Excerpts from a layout annotation set
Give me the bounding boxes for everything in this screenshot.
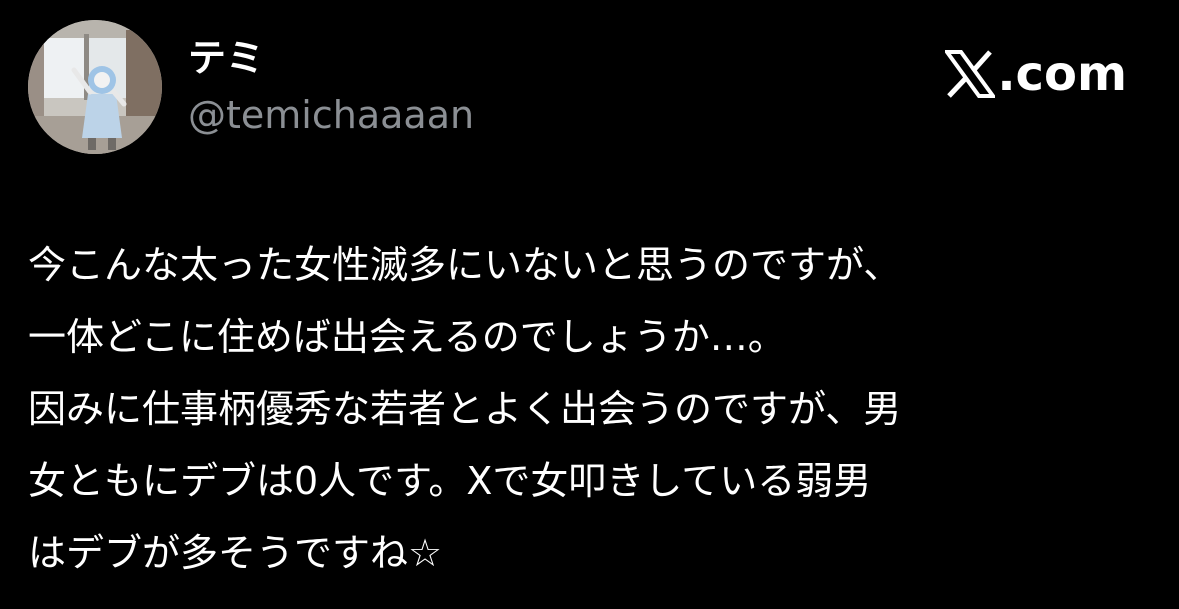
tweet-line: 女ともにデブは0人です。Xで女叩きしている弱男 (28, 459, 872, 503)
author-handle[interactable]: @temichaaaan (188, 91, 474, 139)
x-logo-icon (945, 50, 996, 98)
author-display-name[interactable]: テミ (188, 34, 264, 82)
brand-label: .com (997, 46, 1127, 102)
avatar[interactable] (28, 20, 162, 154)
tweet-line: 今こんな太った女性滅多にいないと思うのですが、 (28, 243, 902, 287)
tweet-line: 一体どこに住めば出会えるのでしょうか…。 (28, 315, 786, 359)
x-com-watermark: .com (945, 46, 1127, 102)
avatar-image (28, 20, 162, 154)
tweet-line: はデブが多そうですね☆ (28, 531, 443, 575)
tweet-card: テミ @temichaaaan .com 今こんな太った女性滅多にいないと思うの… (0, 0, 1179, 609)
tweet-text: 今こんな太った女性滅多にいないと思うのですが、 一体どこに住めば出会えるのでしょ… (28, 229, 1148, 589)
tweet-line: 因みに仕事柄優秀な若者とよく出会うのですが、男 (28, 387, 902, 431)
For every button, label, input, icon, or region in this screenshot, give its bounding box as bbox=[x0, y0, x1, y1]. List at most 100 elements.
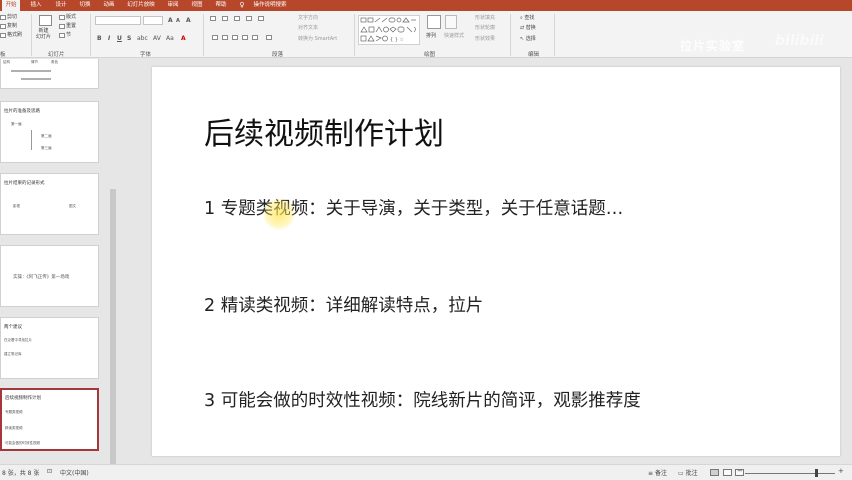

REQUIRED TASK. Reproduce the entries above word for word, omitting the pictures.

EXPECTED OUTPUT.
Give me the bounding boxes for everything in this screenshot.
tweet-line: 女ともにデブは0人です。Xで女叩きしている弱男 (28, 459, 872, 503)
author-handle[interactable]: @temichaaaan (188, 91, 474, 139)
x-logo-icon (945, 50, 996, 98)
author-display-name[interactable]: テミ (188, 34, 264, 82)
brand-label: .com (997, 46, 1127, 102)
avatar[interactable] (28, 20, 162, 154)
tweet-line: 今こんな太った女性滅多にいないと思うのですが、 (28, 243, 902, 287)
tweet-line: 一体どこに住めば出会えるのでしょうか…。 (28, 315, 786, 359)
x-com-watermark: .com (945, 46, 1127, 102)
avatar-image (28, 20, 162, 154)
tweet-line: はデブが多そうですね☆ (28, 531, 443, 575)
tweet-card: テミ @temichaaaan .com 今こんな太った女性滅多にいないと思うの… (0, 0, 1179, 609)
tweet-text: 今こんな太った女性滅多にいないと思うのですが、 一体どこに住めば出会えるのでしょ… (28, 229, 1148, 589)
tweet-line: 因みに仕事柄優秀な若者とよく出会うのですが、男 (28, 387, 902, 431)
For every button, label, input, icon, or region in this screenshot, give its bounding box as bbox=[x0, y0, x1, y1]. List at most 100 elements.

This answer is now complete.